■ **Task requirements**:
Answer with nothing but the number of lines that include the word "JSON".

- - - - -

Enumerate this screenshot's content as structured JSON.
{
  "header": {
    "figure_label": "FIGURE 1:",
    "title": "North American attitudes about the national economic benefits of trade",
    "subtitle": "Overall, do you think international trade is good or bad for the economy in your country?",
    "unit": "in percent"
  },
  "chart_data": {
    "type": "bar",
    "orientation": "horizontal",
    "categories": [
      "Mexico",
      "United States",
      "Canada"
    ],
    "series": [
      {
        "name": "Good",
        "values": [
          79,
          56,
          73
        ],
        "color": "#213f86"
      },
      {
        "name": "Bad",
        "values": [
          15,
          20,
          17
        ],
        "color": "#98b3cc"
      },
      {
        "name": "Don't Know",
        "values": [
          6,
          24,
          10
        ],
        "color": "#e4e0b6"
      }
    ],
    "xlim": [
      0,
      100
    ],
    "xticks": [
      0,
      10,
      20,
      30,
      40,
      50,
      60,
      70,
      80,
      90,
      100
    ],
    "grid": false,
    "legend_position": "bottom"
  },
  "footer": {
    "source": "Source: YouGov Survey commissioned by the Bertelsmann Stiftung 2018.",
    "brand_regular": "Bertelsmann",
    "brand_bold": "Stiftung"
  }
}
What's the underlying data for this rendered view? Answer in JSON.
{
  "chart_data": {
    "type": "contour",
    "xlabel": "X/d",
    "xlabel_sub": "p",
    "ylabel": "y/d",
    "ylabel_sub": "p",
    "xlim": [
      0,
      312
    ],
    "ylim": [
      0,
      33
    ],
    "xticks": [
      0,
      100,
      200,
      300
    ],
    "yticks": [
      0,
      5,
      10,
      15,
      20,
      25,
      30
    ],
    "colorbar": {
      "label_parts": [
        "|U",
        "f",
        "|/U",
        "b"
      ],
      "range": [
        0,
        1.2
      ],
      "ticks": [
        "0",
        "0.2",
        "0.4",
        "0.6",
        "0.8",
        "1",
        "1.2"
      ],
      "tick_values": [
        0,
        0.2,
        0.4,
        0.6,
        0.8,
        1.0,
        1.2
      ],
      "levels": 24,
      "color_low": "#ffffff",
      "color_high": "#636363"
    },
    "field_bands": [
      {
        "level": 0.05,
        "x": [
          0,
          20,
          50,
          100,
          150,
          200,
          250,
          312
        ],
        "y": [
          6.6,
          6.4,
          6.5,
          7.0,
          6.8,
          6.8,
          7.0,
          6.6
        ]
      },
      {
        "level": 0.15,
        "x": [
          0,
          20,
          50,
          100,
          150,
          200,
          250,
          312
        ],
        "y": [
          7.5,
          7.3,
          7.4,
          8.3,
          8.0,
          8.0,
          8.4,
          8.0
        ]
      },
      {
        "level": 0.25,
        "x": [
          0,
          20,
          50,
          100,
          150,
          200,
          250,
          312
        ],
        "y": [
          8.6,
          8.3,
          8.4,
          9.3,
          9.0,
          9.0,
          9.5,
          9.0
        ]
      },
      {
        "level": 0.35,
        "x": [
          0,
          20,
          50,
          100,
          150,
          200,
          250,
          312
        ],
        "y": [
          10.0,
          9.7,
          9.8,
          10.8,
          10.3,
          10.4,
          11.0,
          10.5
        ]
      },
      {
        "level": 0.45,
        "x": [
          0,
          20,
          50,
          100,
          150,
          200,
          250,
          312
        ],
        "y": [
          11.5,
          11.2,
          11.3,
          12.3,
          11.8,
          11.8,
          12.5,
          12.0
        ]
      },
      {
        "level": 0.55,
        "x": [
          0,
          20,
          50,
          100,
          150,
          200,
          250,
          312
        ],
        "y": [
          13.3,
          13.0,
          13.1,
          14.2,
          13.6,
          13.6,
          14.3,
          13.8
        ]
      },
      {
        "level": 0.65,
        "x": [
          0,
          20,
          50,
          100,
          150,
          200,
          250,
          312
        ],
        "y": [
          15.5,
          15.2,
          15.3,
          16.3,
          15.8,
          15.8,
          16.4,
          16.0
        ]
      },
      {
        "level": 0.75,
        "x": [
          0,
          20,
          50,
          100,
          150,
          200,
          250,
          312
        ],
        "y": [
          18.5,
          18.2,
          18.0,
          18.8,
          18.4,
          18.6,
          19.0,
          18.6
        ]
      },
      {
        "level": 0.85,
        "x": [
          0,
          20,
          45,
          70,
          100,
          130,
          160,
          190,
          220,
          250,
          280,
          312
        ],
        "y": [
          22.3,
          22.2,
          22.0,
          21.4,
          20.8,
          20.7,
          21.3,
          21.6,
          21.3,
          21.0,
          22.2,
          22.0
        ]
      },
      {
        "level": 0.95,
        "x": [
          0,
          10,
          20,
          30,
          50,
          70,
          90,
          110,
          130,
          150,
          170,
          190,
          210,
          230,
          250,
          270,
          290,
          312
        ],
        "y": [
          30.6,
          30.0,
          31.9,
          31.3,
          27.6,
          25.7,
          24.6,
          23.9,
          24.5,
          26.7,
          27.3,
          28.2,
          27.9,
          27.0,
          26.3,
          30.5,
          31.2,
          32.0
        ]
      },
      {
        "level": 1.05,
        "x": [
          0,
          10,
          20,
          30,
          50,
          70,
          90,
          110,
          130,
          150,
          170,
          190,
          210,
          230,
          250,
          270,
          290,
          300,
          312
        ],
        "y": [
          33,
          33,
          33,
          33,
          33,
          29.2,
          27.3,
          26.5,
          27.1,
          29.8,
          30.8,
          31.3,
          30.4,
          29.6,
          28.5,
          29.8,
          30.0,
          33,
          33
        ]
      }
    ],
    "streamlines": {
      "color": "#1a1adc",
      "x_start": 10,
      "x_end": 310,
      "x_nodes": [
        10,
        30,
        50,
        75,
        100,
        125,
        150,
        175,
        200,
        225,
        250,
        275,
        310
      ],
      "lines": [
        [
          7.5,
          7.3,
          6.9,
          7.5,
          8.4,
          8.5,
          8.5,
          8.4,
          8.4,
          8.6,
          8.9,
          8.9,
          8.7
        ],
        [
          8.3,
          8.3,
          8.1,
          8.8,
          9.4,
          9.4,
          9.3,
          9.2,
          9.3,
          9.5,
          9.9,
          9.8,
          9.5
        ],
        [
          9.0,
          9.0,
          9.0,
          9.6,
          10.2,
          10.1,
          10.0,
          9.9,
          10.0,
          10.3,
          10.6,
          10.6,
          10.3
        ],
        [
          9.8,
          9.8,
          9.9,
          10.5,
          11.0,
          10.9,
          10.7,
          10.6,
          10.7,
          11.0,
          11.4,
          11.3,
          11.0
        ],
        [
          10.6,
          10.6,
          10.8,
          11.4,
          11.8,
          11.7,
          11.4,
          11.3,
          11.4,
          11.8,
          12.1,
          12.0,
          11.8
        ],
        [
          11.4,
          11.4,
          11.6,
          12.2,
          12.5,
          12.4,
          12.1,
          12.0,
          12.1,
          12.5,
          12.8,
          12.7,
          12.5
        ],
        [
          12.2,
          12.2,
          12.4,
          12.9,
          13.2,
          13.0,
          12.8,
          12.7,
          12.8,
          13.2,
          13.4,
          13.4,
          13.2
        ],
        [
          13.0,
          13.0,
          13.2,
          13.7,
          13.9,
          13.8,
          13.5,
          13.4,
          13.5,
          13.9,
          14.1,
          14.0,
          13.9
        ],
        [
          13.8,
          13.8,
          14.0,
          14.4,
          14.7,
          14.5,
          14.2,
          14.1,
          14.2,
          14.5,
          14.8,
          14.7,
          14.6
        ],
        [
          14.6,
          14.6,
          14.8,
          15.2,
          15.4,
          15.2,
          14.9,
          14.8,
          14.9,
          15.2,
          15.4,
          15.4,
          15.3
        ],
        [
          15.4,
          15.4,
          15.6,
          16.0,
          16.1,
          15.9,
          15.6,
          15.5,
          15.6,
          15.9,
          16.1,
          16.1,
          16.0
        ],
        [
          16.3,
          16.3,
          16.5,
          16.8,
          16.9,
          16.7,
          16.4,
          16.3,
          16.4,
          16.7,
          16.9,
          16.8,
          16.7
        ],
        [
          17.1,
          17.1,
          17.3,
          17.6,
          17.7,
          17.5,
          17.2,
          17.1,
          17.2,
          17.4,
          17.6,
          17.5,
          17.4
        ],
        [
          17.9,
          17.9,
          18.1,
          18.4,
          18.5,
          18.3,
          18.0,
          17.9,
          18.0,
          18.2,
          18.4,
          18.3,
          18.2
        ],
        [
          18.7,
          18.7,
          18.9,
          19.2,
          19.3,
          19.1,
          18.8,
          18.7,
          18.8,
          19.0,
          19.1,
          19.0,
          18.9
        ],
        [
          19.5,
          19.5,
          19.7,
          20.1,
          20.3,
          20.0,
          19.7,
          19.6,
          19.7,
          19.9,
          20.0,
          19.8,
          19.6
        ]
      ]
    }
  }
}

- - - - -

■ **Solution for this exercise**:
2